_SUPPLIED DATA_:
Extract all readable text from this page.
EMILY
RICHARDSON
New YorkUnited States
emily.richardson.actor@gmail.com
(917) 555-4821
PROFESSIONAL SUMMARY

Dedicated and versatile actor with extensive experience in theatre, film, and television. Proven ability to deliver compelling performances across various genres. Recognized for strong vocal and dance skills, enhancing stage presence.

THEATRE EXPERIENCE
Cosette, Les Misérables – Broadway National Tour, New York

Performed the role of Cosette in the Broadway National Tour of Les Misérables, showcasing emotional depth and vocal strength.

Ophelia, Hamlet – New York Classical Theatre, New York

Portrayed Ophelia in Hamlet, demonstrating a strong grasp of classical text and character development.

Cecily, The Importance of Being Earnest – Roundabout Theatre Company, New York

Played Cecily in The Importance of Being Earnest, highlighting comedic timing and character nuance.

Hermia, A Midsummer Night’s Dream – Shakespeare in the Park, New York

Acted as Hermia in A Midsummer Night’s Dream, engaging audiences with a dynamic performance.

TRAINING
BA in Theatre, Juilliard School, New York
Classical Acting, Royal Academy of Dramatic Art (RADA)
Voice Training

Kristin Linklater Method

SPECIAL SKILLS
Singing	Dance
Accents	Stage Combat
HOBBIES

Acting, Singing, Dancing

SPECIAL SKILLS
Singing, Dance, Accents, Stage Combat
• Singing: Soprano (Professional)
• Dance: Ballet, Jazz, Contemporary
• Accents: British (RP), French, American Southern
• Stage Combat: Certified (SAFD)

_WHAT NEEDS TO BE DONE_: Extract the data in full. Keep it word for word.

_REPLY TO THE EXERCISE_:
Extract all readable text from this page.
EMILY
RICHARDSON
New YorkUnited States
emily.richardson.actor@gmail.com
(917) 555-4821
PROFESSIONAL SUMMARY

Dedicated and versatile actor with extensive experience in theatre, film, and television. Proven ability to deliver compelling performances across various genres. Recognized for strong vocal and dance skills, enhancing stage presence.

THEATRE EXPERIENCE
Cosette, Les Misérables – Broadway National Tour, New York

Performed the role of Cosette in the Broadway National Tour of Les Misérables, showcasing emotional depth and vocal strength.

Ophelia, Hamlet – New York Classical Theatre, New York

Portrayed Ophelia in Hamlet, demonstrating a strong grasp of classical text and character development.

Cecily, The Importance of Being Earnest – Roundabout Theatre Company, New York

Played Cecily in The Importance of Being Earnest, highlighting comedic timing and character nuance.

Hermia, A Midsummer Night’s Dream – Shakespeare in the Park, New York

Acted as Hermia in A Midsummer Night’s Dream, engaging audiences with a dynamic performance.

TRAINING
BA in Theatre, Juilliard School, New York
Classical Acting, Royal Academy of Dramatic Art (RADA)
Voice Training

Kristin Linklater Method

SPECIAL SKILLS
Singing	Dance
Accents	Stage Combat
HOBBIES

Acting, Singing, Dancing

SPECIAL SKILLS
Singing, Dance, Accents, Stage Combat
• Singing: Soprano (Professional)
• Dance: Ballet, Jazz, Contemporary
• Accents: British (RP), French, American Southern
• Stage Combat: Certified (SAFD)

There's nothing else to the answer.